> _TO DO_
• a. Reproduce the passage of the oboist forum thread between "Full story *here*." and "of a table.", inclusive, word for word.
• b. Write the next part of the forum thread about the oboist who fell before a concert, picking up after its final line.

> _DOCUMENT SECTION_
==*==
# Oboist trips, dies before concert



## KenOC

A sad story.

"A symphony oboe player in Florida died minutes before a season-opening concert performance was set to begin on Sunday after she fell down a flight of stairs, according to officials.

"The Greater Miami Symphonic Band said on Facebook that Janice Thomson, 62, tumbled down a flight of stairs at the Maurice Gusman Concert Hall at the University of Miami in Coral Gables about 20 minutes before the season-opening concert."

Full story *here*.


----------



## millionrainbows

That reminds me of the Michael Rabin story, who slipped on a freshly-waxed floor and hit his head on the edge of a table.


----------



## Ingélou

KenOC said:


> A sad story.
> 
> "A symphony oboe player in Florida died minutes before a season-opening concert performance was set to begin on Sunday after she fell down a flight of stairs, according to officials.
==*==
> _INFORMATION SHOWN_

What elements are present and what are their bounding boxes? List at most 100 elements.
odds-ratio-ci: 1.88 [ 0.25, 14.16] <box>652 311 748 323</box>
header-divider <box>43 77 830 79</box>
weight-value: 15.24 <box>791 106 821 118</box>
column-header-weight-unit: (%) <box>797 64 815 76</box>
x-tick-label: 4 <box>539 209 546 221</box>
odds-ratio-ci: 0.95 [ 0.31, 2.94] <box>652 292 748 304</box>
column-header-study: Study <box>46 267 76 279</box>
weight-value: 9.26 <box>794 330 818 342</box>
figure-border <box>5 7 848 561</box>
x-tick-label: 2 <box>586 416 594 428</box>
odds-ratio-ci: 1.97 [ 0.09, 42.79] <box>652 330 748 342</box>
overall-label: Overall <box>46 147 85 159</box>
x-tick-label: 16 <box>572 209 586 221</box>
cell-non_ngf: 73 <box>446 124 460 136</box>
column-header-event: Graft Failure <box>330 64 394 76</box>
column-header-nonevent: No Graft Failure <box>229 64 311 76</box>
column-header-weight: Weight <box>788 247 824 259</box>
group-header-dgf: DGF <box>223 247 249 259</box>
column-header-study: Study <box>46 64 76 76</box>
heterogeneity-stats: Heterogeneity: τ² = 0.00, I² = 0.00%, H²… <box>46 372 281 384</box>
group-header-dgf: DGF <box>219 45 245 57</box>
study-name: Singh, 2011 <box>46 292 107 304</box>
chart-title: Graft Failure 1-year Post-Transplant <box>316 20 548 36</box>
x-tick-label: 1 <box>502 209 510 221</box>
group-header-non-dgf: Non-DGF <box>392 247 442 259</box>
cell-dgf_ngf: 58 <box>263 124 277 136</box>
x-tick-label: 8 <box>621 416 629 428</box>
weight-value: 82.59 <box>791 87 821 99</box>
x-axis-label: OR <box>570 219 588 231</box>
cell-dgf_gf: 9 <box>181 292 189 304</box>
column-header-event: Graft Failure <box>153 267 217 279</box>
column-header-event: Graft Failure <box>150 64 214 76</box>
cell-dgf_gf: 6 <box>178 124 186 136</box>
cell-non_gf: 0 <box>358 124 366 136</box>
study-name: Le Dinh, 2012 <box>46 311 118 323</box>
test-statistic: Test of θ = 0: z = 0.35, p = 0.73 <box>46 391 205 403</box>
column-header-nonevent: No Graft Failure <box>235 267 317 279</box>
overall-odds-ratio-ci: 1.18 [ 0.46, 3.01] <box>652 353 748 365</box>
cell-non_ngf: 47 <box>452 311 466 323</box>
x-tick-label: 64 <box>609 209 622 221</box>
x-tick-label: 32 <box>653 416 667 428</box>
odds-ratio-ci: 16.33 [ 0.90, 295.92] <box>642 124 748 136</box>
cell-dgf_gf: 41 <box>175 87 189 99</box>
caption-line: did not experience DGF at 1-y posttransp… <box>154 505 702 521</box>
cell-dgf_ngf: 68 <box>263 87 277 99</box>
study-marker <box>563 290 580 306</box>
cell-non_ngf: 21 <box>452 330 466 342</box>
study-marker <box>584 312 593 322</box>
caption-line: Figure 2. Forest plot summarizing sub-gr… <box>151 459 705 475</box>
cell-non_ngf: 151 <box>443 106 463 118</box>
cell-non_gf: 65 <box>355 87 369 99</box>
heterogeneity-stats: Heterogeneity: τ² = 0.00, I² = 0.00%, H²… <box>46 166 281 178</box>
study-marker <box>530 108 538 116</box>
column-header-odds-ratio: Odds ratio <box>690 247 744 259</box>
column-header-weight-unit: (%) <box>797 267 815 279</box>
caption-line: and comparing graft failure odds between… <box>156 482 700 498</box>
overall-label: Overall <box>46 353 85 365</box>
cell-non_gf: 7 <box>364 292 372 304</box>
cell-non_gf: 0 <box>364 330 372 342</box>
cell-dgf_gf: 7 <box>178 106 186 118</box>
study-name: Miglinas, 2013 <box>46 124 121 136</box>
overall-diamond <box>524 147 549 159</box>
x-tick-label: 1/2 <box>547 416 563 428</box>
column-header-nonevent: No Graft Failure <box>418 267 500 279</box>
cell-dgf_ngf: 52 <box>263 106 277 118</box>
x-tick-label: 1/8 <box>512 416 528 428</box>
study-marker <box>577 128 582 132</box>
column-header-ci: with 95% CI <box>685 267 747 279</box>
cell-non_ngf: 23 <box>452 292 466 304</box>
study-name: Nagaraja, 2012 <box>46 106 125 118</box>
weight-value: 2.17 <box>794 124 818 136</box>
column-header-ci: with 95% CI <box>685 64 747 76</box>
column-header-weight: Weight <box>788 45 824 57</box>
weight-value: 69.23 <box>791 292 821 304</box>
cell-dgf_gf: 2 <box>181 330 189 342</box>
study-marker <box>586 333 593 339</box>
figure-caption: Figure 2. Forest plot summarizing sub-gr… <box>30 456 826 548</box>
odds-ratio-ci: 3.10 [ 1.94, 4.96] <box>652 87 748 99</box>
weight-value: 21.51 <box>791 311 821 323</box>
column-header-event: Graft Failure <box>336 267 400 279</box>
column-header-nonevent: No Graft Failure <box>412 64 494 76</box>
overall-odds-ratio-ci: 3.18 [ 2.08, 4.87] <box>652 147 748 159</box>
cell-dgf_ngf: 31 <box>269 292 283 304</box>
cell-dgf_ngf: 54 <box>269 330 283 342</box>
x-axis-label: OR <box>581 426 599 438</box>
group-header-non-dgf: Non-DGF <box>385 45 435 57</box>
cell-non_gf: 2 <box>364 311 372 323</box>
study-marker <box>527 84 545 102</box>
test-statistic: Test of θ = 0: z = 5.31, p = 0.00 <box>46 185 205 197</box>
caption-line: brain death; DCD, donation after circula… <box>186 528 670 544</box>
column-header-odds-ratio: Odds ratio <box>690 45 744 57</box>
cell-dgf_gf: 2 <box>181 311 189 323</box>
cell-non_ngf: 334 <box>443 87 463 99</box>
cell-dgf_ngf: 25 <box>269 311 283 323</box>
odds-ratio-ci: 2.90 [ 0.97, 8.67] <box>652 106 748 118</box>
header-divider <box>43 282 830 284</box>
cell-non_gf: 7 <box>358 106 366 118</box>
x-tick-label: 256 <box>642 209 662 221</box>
==*==
> _RESULTS OF THE EXERCISE_
• a.
Full story *here*.


----------



## millionrainbows

That reminds me of the Michael Rabin story, who slipped on a freshly-waxed floor and hit his head on the edge of a table.

• b.
> 
> "The Greater Miami Symphonic Band said on Facebook that Janice Thomson, 62, tumbled down a flight of stairs at the Maurice Gusman Concert Hall at the University of Miami in Coral Gables about 20 minutes before the season-opening concert."
> 
> Full story *here*.


How very sad.


----------



## Open Book

Isn't that how Fritz Wunderlich died?


----------



## Flamme

This could be in ''bizarre news''.


----------



## Manxfeeder

That is sad. And right before the holiday season.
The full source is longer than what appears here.